### WHAT TO WORK ON
Make an exact copy of all the data.

======

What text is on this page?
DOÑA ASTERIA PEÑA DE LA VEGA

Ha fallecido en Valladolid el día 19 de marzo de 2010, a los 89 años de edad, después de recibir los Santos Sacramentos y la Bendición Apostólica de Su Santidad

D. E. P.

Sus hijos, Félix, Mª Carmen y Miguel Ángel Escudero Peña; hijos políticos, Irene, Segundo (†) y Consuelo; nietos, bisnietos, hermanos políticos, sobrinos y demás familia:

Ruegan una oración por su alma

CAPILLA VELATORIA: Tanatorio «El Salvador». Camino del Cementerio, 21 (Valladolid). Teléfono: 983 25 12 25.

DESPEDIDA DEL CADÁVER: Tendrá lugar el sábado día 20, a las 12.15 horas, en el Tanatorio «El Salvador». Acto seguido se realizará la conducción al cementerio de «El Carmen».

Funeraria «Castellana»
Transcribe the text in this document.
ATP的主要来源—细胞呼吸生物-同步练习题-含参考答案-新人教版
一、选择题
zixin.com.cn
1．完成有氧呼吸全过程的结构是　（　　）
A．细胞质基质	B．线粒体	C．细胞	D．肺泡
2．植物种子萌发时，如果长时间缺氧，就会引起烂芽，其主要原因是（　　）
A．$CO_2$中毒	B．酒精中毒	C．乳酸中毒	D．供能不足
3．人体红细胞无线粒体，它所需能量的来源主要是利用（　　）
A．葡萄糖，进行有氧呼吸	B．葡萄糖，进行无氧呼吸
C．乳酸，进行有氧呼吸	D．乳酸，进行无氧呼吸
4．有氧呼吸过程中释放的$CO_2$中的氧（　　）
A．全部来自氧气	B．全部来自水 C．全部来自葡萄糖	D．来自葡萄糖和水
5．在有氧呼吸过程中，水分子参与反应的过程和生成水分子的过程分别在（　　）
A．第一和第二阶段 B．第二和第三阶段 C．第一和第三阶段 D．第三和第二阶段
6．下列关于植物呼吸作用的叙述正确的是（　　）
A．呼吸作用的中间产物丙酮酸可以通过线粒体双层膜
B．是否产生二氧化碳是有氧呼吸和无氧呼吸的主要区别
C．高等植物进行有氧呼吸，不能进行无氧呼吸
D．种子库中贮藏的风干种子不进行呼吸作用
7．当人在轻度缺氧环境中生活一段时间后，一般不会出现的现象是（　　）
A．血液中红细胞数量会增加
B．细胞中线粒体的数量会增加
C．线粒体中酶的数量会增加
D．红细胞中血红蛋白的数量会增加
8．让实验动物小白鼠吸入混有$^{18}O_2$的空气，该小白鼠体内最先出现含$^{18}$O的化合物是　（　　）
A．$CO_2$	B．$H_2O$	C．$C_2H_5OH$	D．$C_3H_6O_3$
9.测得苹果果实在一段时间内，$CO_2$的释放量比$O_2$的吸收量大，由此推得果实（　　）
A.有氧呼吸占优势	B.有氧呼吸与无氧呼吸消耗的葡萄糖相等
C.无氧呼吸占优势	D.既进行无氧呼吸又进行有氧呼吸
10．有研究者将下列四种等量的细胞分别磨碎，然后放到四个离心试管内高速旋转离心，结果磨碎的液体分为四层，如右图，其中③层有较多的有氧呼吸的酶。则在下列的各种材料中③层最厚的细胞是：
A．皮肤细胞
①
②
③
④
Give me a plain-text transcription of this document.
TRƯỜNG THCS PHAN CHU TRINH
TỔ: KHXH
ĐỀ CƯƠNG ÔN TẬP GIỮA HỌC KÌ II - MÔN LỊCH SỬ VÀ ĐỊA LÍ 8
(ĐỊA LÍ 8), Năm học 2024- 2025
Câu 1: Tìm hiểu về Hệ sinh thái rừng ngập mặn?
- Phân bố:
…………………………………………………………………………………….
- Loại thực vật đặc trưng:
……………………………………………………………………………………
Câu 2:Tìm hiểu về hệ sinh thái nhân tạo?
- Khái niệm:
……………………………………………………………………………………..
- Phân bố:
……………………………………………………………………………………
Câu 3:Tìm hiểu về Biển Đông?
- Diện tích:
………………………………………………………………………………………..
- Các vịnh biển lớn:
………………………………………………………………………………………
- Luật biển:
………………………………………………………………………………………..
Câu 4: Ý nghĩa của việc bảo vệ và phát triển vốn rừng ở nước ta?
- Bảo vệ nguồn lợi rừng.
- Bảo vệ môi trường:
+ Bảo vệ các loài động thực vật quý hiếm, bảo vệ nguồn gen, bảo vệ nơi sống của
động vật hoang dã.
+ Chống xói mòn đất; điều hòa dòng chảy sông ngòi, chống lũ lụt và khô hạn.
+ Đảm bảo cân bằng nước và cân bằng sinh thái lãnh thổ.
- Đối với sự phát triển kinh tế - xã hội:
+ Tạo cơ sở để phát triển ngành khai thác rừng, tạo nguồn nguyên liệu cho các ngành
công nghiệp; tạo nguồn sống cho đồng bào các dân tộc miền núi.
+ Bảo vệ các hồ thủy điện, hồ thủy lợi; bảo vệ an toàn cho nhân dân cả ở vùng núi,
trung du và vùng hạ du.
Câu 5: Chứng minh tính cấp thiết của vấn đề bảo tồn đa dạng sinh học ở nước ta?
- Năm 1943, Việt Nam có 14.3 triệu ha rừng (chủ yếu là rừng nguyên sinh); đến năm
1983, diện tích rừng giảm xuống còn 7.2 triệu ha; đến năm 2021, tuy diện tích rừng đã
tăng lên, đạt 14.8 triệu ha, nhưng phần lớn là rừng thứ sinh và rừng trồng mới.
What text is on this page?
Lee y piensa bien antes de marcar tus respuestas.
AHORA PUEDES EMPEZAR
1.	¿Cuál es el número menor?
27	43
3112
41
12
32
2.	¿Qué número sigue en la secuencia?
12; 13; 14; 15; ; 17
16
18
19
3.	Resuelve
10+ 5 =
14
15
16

======

### ANSWER
What text is on this page?
DOÑA ASTERIA PEÑA DE LA VEGA

Ha fallecido en Valladolid el día 19 de marzo de 2010, a los 89 años de edad, después de recibir los Santos Sacramentos y la Bendición Apostólica de Su Santidad

D. E. P.

Sus hijos, Félix, Mª Carmen y Miguel Ángel Escudero Peña; hijos políticos, Irene, Segundo (†) y Consuelo; nietos, bisnietos, hermanos políticos, sobrinos y demás familia:

Ruegan una oración por su alma

CAPILLA VELATORIA: Tanatorio «El Salvador». Camino del Cementerio, 21 (Valladolid). Teléfono: 983 25 12 25.

DESPEDIDA DEL CADÁVER: Tendrá lugar el sábado día 20, a las 12.15 horas, en el Tanatorio «El Salvador». Acto seguido se realizará la conducción al cementerio de «El Carmen».

Funeraria «Castellana»
Transcribe the text in this document.
ATP的主要来源—细胞呼吸生物-同步练习题-含参考答案-新人教版
一、选择题
zixin.com.cn
1．完成有氧呼吸全过程的结构是　（　　）
A．细胞质基质	B．线粒体	C．细胞	D．肺泡
2．植物种子萌发时，如果长时间缺氧，就会引起烂芽，其主要原因是（　　）
A．$CO_2$中毒	B．酒精中毒	C．乳酸中毒	D．供能不足
3．人体红细胞无线粒体，它所需能量的来源主要是利用（　　）
A．葡萄糖，进行有氧呼吸	B．葡萄糖，进行无氧呼吸
C．乳酸，进行有氧呼吸	D．乳酸，进行无氧呼吸
4．有氧呼吸过程中释放的$CO_2$中的氧（　　）
A．全部来自氧气	B．全部来自水 C．全部来自葡萄糖	D．来自葡萄糖和水
5．在有氧呼吸过程中，水分子参与反应的过程和生成水分子的过程分别在（　　）
A．第一和第二阶段 B．第二和第三阶段 C．第一和第三阶段 D．第三和第二阶段
6．下列关于植物呼吸作用的叙述正确的是（　　）
A．呼吸作用的中间产物丙酮酸可以通过线粒体双层膜
B．是否产生二氧化碳是有氧呼吸和无氧呼吸的主要区别
C．高等植物进行有氧呼吸，不能进行无氧呼吸
D．种子库中贮藏的风干种子不进行呼吸作用
7．当人在轻度缺氧环境中生活一段时间后，一般不会出现的现象是（　　）
A．血液中红细胞数量会增加
B．细胞中线粒体的数量会增加
C．线粒体中酶的数量会增加
D．红细胞中血红蛋白的数量会增加
8．让实验动物小白鼠吸入混有$^{18}O_2$的空气，该小白鼠体内最先出现含$^{18}$O的化合物是　（　　）
A．$CO_2$	B．$H_2O$	C．$C_2H_5OH$	D．$C_3H_6O_3$
9.测得苹果果实在一段时间内，$CO_2$的释放量比$O_2$的吸收量大，由此推得果实（　　）
A.有氧呼吸占优势	B.有氧呼吸与无氧呼吸消耗的葡萄糖相等
C.无氧呼吸占优势	D.既进行无氧呼吸又进行有氧呼吸
10．有研究者将下列四种等量的细胞分别磨碎，然后放到四个离心试管内高速旋转离心，结果磨碎的液体分为四层，如右图，其中③层有较多的有氧呼吸的酶。则在下列的各种材料中③层最厚的细胞是：
A．皮肤细胞
①
②
③
④
Give me a plain-text transcription of this document.
TRƯỜNG THCS PHAN CHU TRINH
TỔ: KHXH
ĐỀ CƯƠNG ÔN TẬP GIỮA HỌC KÌ II - MÔN LỊCH SỬ VÀ ĐỊA LÍ 8
(ĐỊA LÍ 8), Năm học 2024- 2025
Câu 1: Tìm hiểu về Hệ sinh thái rừng ngập mặn?
- Phân bố:
…………………………………………………………………………………….
- Loại thực vật đặc trưng:
……………………………………………………………………………………
Câu 2:Tìm hiểu về hệ sinh thái nhân tạo?
- Khái niệm:
……………………………………………………………………………………..
- Phân bố:
……………………………………………………………………………………
Câu 3:Tìm hiểu về Biển Đông?
- Diện tích:
………………………………………………………………………………………..
- Các vịnh biển lớn:
………………………………………………………………………………………
- Luật biển:
………………………………………………………………………………………..
Câu 4: Ý nghĩa của việc bảo vệ và phát triển vốn rừng ở nước ta?
- Bảo vệ nguồn lợi rừng.
- Bảo vệ môi trường:
+ Bảo vệ các loài động thực vật quý hiếm, bảo vệ nguồn gen, bảo vệ nơi sống của
động vật hoang dã.
+ Chống xói mòn đất; điều hòa dòng chảy sông ngòi, chống lũ lụt và khô hạn.
+ Đảm bảo cân bằng nước và cân bằng sinh thái lãnh thổ.
- Đối với sự phát triển kinh tế - xã hội:
+ Tạo cơ sở để phát triển ngành khai thác rừng, tạo nguồn nguyên liệu cho các ngành
công nghiệp; tạo nguồn sống cho đồng bào các dân tộc miền núi.
+ Bảo vệ các hồ thủy điện, hồ thủy lợi; bảo vệ an toàn cho nhân dân cả ở vùng núi,
trung du và vùng hạ du.
Câu 5: Chứng minh tính cấp thiết của vấn đề bảo tồn đa dạng sinh học ở nước ta?
- Năm 1943, Việt Nam có 14.3 triệu ha rừng (chủ yếu là rừng nguyên sinh); đến năm
1983, diện tích rừng giảm xuống còn 7.2 triệu ha; đến năm 2021, tuy diện tích rừng đã
tăng lên, đạt 14.8 triệu ha, nhưng phần lớn là rừng thứ sinh và rừng trồng mới.
What text is on this page?
Lee y piensa bien antes de marcar tus respuestas.
AHORA PUEDES EMPEZAR
1.	¿Cuál es el número menor?
27	43
3112
41
12
32
2.	¿Qué número sigue en la secuencia?
12; 13; 14; 15; ; 17
16
18
19
3.	Resuelve
10+ 5 =
14
15
16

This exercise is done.